Instructions for the task =>
Show every line below where "Output" can be found.

━━ Provided data

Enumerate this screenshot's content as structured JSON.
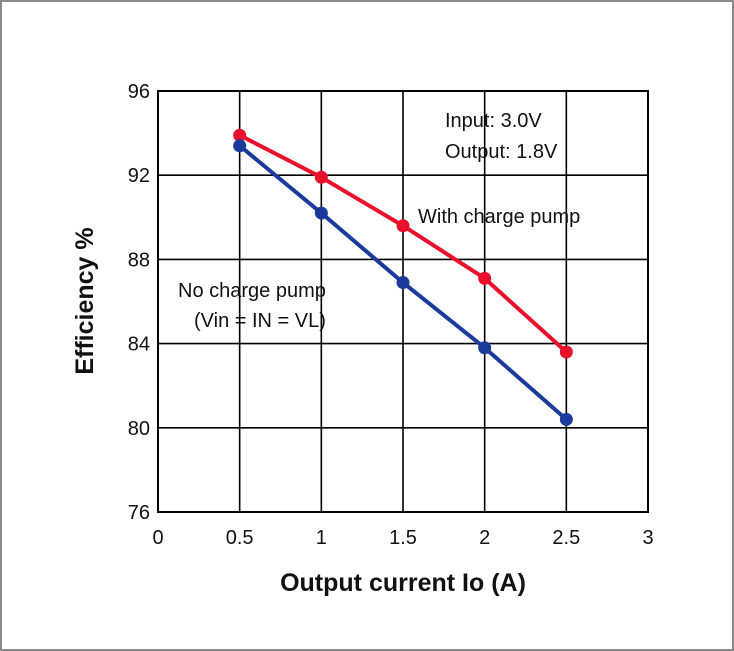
{
  "chart_data": {
    "type": "line",
    "xlabel": "Output current Io (A)",
    "ylabel": "Efficiency %",
    "xlim": [
      0,
      3
    ],
    "ylim": [
      76,
      96
    ],
    "xticks": [
      "0",
      "0.5",
      "1",
      "1.5",
      "2",
      "2.5",
      "3"
    ],
    "yticks": [
      "76",
      "80",
      "84",
      "88",
      "92",
      "96"
    ],
    "grid": true,
    "series": [
      {
        "name": "With charge pump",
        "color": "#e8102a",
        "x": [
          0.5,
          1,
          1.5,
          2,
          2.5
        ],
        "y": [
          93.9,
          91.9,
          89.6,
          87.1,
          83.6
        ]
      },
      {
        "name": "No charge pump",
        "color": "#1a3a9c",
        "x": [
          0.5,
          1,
          1.5,
          2,
          2.5
        ],
        "y": [
          93.4,
          90.2,
          86.9,
          83.8,
          80.4
        ]
      }
    ],
    "annotations": {
      "conditions": [
        "Input: 3.0V",
        "Output: 1.8V"
      ],
      "with_pump_label": "With charge pump",
      "no_pump_label": [
        "No charge pump",
        "(Vin = IN = VL)"
      ]
    }
  }
}
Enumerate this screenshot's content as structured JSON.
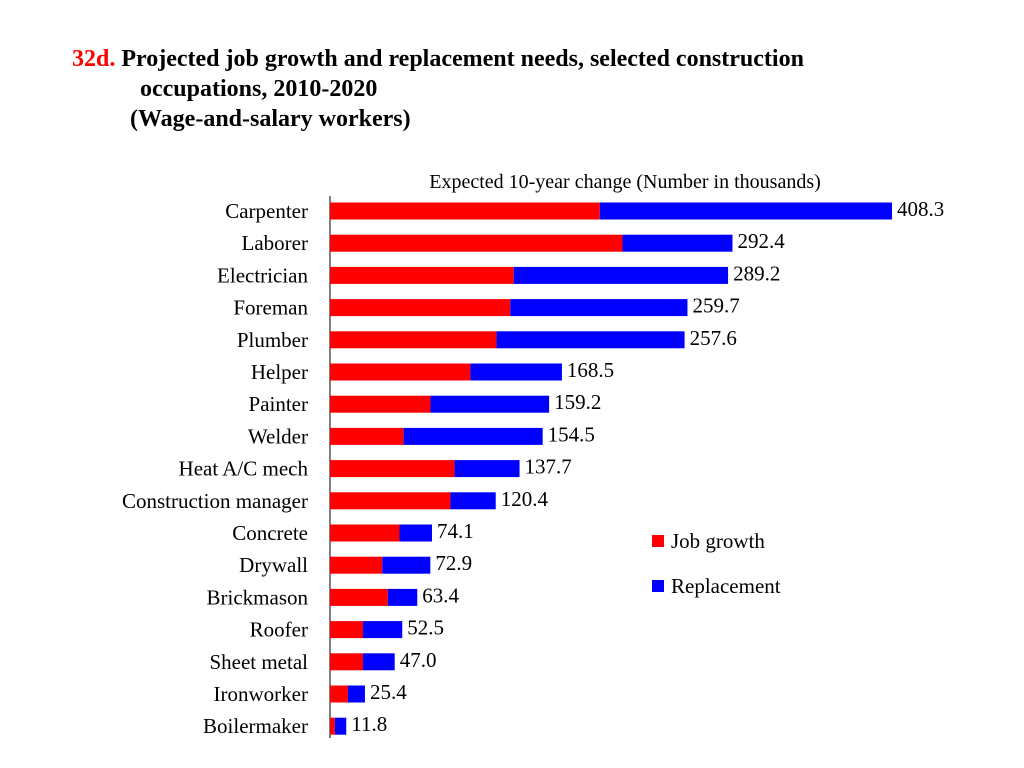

━━━━

Result for this exercise =>
    "xlabel": "Output current Io (A)",
        "Output: 1.8V"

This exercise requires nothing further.